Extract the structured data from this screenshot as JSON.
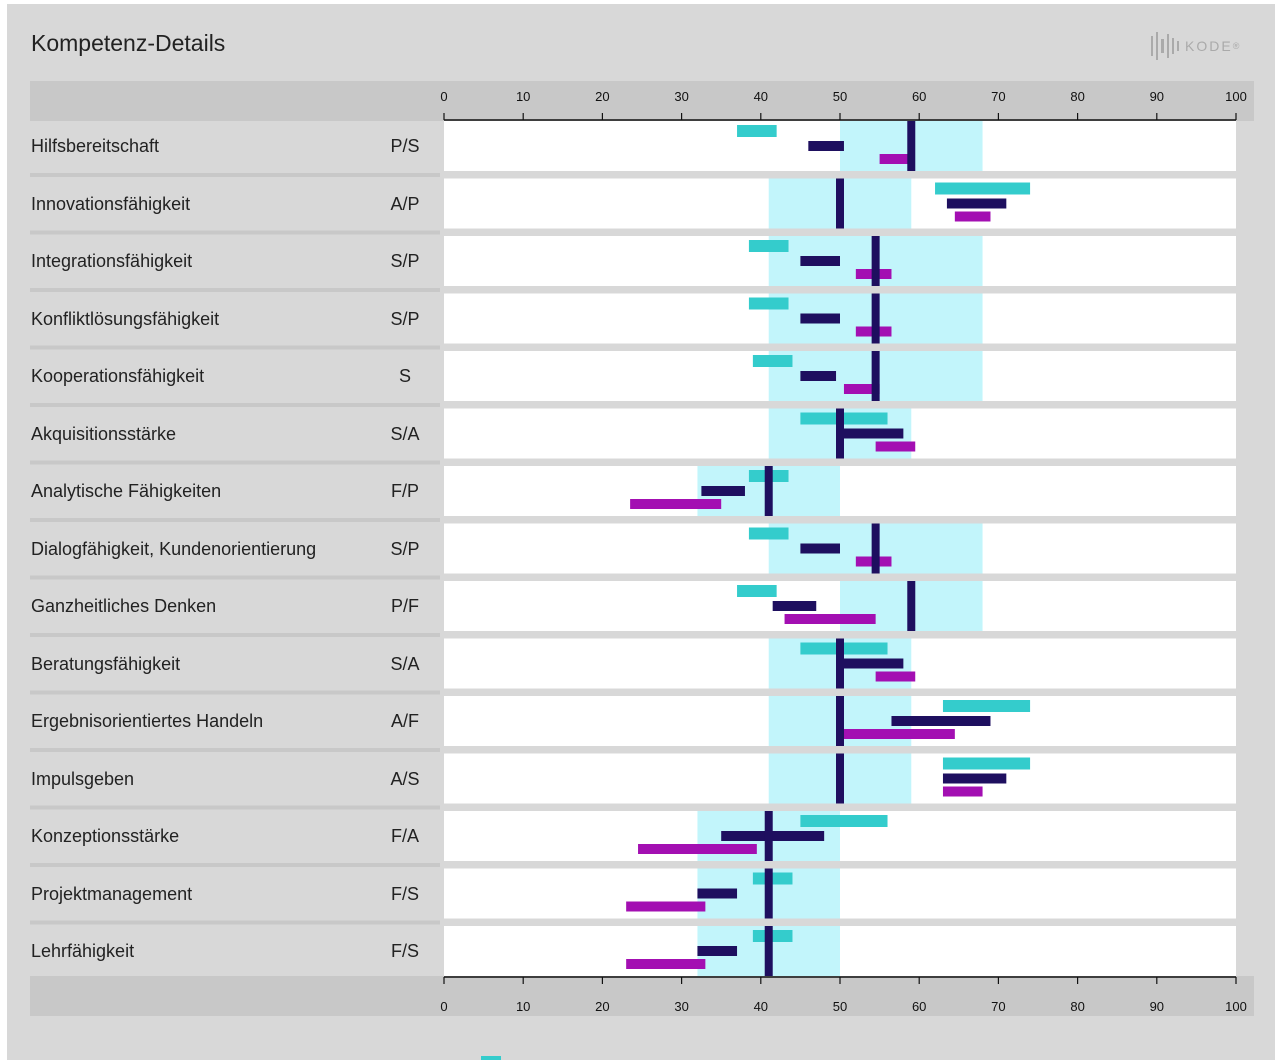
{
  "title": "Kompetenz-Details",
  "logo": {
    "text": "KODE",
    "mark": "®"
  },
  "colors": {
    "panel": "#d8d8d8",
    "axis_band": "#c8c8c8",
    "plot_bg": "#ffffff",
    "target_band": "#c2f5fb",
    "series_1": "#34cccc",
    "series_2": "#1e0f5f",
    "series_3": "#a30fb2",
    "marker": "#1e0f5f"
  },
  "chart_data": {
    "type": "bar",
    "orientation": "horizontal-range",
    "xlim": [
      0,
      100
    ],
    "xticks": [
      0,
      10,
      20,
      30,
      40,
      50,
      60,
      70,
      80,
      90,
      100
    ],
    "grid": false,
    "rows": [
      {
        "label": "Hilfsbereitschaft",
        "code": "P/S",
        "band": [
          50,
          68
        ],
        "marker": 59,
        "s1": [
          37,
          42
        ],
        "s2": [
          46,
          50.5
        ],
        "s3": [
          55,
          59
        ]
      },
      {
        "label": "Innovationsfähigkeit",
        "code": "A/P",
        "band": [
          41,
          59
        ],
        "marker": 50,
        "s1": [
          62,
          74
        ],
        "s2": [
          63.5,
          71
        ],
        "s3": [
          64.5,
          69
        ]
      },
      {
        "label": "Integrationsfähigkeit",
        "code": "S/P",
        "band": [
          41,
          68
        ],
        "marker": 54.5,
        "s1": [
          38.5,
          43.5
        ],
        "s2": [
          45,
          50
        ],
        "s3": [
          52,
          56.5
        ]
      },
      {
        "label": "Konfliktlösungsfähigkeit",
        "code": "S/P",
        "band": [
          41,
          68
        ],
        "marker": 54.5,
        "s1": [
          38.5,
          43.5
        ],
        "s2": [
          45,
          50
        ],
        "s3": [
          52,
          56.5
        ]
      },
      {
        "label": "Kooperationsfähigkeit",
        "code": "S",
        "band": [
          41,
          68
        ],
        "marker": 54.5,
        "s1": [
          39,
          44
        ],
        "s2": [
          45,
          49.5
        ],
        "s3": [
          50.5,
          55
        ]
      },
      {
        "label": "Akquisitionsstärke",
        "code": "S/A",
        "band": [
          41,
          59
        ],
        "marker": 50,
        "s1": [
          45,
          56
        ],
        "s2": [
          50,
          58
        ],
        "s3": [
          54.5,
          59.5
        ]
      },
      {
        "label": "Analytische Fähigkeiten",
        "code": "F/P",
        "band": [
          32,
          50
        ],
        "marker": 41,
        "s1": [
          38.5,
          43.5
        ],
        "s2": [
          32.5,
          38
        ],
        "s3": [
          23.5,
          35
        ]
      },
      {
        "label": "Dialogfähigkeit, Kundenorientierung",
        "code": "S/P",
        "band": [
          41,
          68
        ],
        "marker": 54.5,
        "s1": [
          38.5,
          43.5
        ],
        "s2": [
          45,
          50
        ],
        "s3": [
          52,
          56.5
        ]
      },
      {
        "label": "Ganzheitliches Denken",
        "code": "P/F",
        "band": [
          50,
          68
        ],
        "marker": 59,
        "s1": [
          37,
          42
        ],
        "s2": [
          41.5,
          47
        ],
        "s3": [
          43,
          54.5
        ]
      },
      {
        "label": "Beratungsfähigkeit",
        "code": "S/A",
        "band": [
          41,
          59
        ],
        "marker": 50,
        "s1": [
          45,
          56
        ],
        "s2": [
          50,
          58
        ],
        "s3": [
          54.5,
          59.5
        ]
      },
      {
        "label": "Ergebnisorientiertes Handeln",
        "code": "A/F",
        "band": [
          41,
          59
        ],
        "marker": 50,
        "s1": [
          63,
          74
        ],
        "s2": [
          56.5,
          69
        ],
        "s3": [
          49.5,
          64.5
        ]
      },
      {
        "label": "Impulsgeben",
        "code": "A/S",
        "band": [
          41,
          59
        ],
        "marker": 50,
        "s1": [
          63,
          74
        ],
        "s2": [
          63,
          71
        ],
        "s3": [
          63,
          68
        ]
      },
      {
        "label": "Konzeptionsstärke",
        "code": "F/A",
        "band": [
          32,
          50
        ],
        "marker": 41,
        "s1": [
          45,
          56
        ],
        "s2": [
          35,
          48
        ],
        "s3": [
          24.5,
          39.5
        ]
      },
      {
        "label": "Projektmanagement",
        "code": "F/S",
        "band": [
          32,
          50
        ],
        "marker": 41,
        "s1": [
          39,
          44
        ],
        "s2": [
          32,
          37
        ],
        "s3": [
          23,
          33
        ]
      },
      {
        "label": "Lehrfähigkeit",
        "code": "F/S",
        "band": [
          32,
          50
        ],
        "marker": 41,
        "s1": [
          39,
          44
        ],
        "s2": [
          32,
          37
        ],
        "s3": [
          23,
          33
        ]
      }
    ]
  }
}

★ ★ ★ ★ ★ ★ ★

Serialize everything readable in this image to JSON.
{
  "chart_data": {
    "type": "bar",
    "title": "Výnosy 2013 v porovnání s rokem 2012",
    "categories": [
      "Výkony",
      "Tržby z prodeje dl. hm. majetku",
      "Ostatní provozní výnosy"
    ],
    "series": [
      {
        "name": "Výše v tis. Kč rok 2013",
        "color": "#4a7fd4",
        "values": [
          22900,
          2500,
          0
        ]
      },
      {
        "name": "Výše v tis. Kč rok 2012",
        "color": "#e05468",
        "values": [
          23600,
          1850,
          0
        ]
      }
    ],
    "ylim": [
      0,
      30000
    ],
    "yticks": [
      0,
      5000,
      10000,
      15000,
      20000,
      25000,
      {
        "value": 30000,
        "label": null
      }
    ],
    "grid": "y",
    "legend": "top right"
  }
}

★ ★ ★ ★ ★ ★ ★

## WHAT TO PRODUCE
Among the lines of the data above, count those holding "Výše" and state only the number.

## SOLUTION TO THIS EXERCISE
2